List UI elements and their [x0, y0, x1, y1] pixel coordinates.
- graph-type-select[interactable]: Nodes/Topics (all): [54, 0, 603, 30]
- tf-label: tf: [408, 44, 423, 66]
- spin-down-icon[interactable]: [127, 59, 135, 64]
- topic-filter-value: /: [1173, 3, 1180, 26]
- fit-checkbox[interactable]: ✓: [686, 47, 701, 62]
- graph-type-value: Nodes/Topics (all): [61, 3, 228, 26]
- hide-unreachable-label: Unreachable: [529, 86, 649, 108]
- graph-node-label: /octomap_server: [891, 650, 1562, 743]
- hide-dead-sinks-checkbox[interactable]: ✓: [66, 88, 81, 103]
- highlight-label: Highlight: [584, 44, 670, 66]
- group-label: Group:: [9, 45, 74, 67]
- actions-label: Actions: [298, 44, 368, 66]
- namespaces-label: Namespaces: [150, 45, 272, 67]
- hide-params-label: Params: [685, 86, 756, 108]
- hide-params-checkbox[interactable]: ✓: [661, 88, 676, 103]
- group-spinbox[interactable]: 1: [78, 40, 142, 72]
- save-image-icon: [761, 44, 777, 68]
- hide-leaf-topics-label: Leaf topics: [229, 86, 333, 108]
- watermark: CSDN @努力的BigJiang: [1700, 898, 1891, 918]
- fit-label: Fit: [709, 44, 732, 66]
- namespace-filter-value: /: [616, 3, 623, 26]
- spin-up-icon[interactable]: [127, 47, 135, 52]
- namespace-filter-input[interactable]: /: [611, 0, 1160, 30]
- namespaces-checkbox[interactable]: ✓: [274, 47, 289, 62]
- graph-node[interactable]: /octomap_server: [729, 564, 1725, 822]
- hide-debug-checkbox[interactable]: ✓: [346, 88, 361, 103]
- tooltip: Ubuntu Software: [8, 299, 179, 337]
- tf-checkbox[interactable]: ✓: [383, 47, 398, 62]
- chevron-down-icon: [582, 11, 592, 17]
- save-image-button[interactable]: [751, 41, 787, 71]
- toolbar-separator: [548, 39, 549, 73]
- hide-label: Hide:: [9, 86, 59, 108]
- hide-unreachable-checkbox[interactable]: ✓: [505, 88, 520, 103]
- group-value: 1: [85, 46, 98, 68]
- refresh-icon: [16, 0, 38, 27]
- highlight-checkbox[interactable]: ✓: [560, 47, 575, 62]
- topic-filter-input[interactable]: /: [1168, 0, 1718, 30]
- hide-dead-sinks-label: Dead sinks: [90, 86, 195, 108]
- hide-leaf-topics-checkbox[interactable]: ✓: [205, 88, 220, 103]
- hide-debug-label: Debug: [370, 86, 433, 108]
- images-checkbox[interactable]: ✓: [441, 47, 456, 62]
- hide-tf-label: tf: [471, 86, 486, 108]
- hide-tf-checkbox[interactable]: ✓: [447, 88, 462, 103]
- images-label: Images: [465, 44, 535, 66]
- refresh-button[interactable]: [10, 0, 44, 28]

PROBLEM DESCRIPTION -
Rewrite all the records above with "octomap_server" swapped for "rtabmap_node" and nothing else changed.

FINISHED ANSWER -
List UI elements and their [x0, y0, x1, y1] pixel coordinates.
- graph-type-select[interactable]: Nodes/Topics (all): [54, 0, 603, 30]
- tf-label: tf: [408, 44, 423, 66]
- spin-down-icon[interactable]: [127, 59, 135, 64]
- topic-filter-value: /: [1173, 3, 1180, 26]
- fit-checkbox[interactable]: ✓: [686, 47, 701, 62]
- graph-type-value: Nodes/Topics (all): [61, 3, 228, 26]
- hide-unreachable-label: Unreachable: [529, 86, 649, 108]
- graph-node-label: /rtabmap_node: [891, 650, 1562, 743]
- hide-dead-sinks-checkbox[interactable]: ✓: [66, 88, 81, 103]
- highlight-label: Highlight: [584, 44, 670, 66]
- group-label: Group:: [9, 45, 74, 67]
- actions-label: Actions: [298, 44, 368, 66]
- namespaces-label: Namespaces: [150, 45, 272, 67]
- hide-params-label: Params: [685, 86, 756, 108]
- hide-params-checkbox[interactable]: ✓: [661, 88, 676, 103]
- group-spinbox[interactable]: 1: [78, 40, 142, 72]
- save-image-icon: [761, 44, 777, 68]
- hide-leaf-topics-label: Leaf topics: [229, 86, 333, 108]
- watermark: CSDN @努力的BigJiang: [1700, 898, 1891, 918]
- fit-label: Fit: [709, 44, 732, 66]
- namespace-filter-value: /: [616, 3, 623, 26]
- spin-up-icon[interactable]: [127, 47, 135, 52]
- namespace-filter-input[interactable]: /: [611, 0, 1160, 30]
- namespaces-checkbox[interactable]: ✓: [274, 47, 289, 62]
- graph-node[interactable]: /rtabmap_node: [729, 564, 1725, 822]
- hide-debug-checkbox[interactable]: ✓: [346, 88, 361, 103]
- tooltip: Ubuntu Software: [8, 299, 179, 337]
- tf-checkbox[interactable]: ✓: [383, 47, 398, 62]
- chevron-down-icon: [582, 11, 592, 17]
- save-image-button[interactable]: [751, 41, 787, 71]
- toolbar-separator: [548, 39, 549, 73]
- hide-label: Hide:: [9, 86, 59, 108]
- hide-unreachable-checkbox[interactable]: ✓: [505, 88, 520, 103]
- group-value: 1: [85, 46, 98, 68]
- refresh-icon: [16, 0, 38, 27]
- highlight-checkbox[interactable]: ✓: [560, 47, 575, 62]
- topic-filter-input[interactable]: /: [1168, 0, 1718, 30]
- hide-dead-sinks-label: Dead sinks: [90, 86, 195, 108]
- hide-leaf-topics-checkbox[interactable]: ✓: [205, 88, 220, 103]
- hide-debug-label: Debug: [370, 86, 433, 108]
- images-checkbox[interactable]: ✓: [441, 47, 456, 62]
- hide-tf-label: tf: [471, 86, 486, 108]
- hide-tf-checkbox[interactable]: ✓: [447, 88, 462, 103]
- images-label: Images: [465, 44, 535, 66]
- refresh-button[interactable]: [10, 0, 44, 28]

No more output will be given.